Stated goal
Reproduce every record below exactly as written, leaving out any pictures.

The input
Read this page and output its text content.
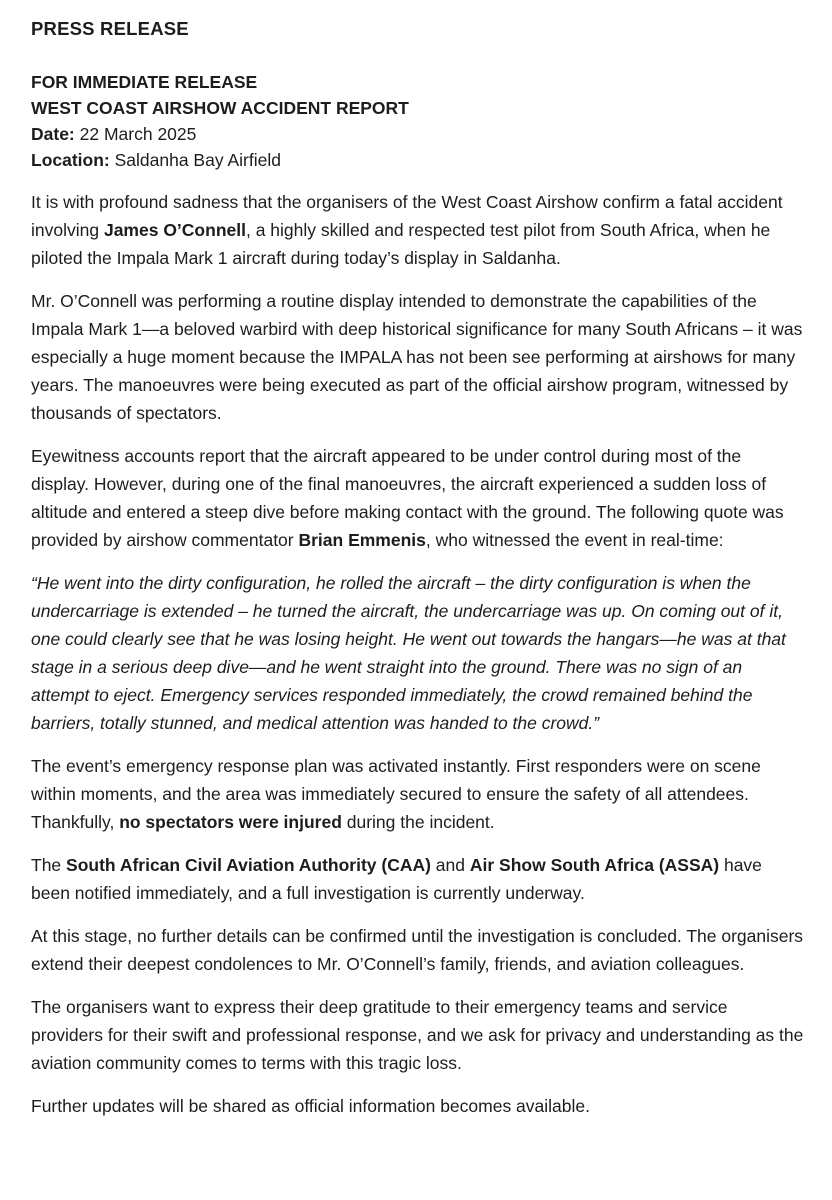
PRESS RELEASE

FOR IMMEDIATE RELEASE

WEST COAST AIRSHOW ACCIDENT REPORT

Date: 22 March 2025

Location: Saldanha Bay Airfield

It is with profound sadness that the organisers of the West Coast Airshow confirm a fatal accident involving James O’Connell, a highly skilled and respected test pilot from South Africa, when he piloted the Impala Mark 1 aircraft during today’s display in Saldanha.

Mr. O’Connell was performing a routine display intended to demonstrate the capabilities of the Impala Mark 1—a beloved warbird with deep historical significance for many South Africans – it was especially a huge moment because the IMPALA has not been see performing at airshows for many years. The manoeuvres were being executed as part of the official airshow program, witnessed by thousands of spectators.

Eyewitness accounts report that the aircraft appeared to be under control during most of the display. However, during one of the final manoeuvres, the aircraft experienced a sudden loss of altitude and entered a steep dive before making contact with the ground. The following quote was provided by airshow commentator Brian Emmenis, who witnessed the event in real-time:

“He went into the dirty configuration, he rolled the aircraft – the dirty configuration is when the undercarriage is extended – he turned the aircraft, the undercarriage was up. On coming out of it, one could clearly see that he was losing height. He went out towards the hangars—he was at that stage in a serious deep dive—and he went straight into the ground. There was no sign of an attempt to eject. Emergency services responded immediately, the crowd remained behind the barriers, totally stunned, and medical attention was handed to the crowd.”

The event’s emergency response plan was activated instantly. First responders were on scene within moments, and the area was immediately secured to ensure the safety of all attendees. Thankfully, no spectators were injured during the incident.

The South African Civil Aviation Authority (CAA) and Air Show South Africa (ASSA) have been notified immediately, and a full investigation is currently underway.

At this stage, no further details can be confirmed until the investigation is concluded. The organisers extend their deepest condolences to Mr. O’Connell’s family, friends, and aviation colleagues.

The organisers want to express their deep gratitude to their emergency teams and service providers for their swift and professional response, and we ask for privacy and understanding as the aviation community comes to terms with this tragic loss.

Further updates will be shared as official information becomes available.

The completed task
Read this page and output its text content.
PRESS RELEASE

FOR IMMEDIATE RELEASE

WEST COAST AIRSHOW ACCIDENT REPORT

Date: 22 March 2025

Location: Saldanha Bay Airfield

It is with profound sadness that the organisers of the West Coast Airshow confirm a fatal accident involving James O’Connell, a highly skilled and respected test pilot from South Africa, when he piloted the Impala Mark 1 aircraft during today’s display in Saldanha.

Mr. O’Connell was performing a routine display intended to demonstrate the capabilities of the Impala Mark 1—a beloved warbird with deep historical significance for many South Africans – it was especially a huge moment because the IMPALA has not been see performing at airshows for many years. The manoeuvres were being executed as part of the official airshow program, witnessed by thousands of spectators.

Eyewitness accounts report that the aircraft appeared to be under control during most of the display. However, during one of the final manoeuvres, the aircraft experienced a sudden loss of altitude and entered a steep dive before making contact with the ground. The following quote was provided by airshow commentator Brian Emmenis, who witnessed the event in real-time:

“He went into the dirty configuration, he rolled the aircraft – the dirty configuration is when the undercarriage is extended – he turned the aircraft, the undercarriage was up. On coming out of it, one could clearly see that he was losing height. He went out towards the hangars—he was at that stage in a serious deep dive—and he went straight into the ground. There was no sign of an attempt to eject. Emergency services responded immediately, the crowd remained behind the barriers, totally stunned, and medical attention was handed to the crowd.”

The event’s emergency response plan was activated instantly. First responders were on scene within moments, and the area was immediately secured to ensure the safety of all attendees. Thankfully, no spectators were injured during the incident.

The South African Civil Aviation Authority (CAA) and Air Show South Africa (ASSA) have been notified immediately, and a full investigation is currently underway.

At this stage, no further details can be confirmed until the investigation is concluded. The organisers extend their deepest condolences to Mr. O’Connell’s family, friends, and aviation colleagues.

The organisers want to express their deep gratitude to their emergency teams and service providers for their swift and professional response, and we ask for privacy and understanding as the aviation community comes to terms with this tragic loss.

Further updates will be shared as official information becomes available.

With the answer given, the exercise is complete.